## Stated task:
Copy each entry as it stands, leaving nothing out.

## Working data:
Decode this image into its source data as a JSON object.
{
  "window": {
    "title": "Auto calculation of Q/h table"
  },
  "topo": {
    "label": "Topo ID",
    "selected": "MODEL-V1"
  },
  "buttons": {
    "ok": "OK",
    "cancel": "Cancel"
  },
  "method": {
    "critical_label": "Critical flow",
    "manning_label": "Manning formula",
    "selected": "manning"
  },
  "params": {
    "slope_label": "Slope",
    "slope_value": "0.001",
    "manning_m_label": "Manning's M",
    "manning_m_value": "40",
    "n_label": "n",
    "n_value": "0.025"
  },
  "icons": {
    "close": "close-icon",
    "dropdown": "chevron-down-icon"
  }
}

## Response to this task:
Decode this image into its source data as a JSON object.
{
  "window": {
    "title": "Auto calculation of Q/h table"
  },
  "topo": {
    "label": "Topo ID",
    "selected": "MODEL-V1"
  },
  "buttons": {
    "ok": "OK",
    "cancel": "Cancel"
  },
  "method": {
    "critical_label": "Critical flow",
    "manning_label": "Manning formula",
    "selected": "manning"
  },
  "params": {
    "slope_label": "Slope",
    "slope_value": "0.001",
    "manning_m_label": "Manning's M",
    "manning_m_value": "40",
    "n_label": "n",
    "n_value": "0.025"
  },
  "icons": {
    "close": "close-icon",
    "dropdown": "chevron-down-icon"
  }
}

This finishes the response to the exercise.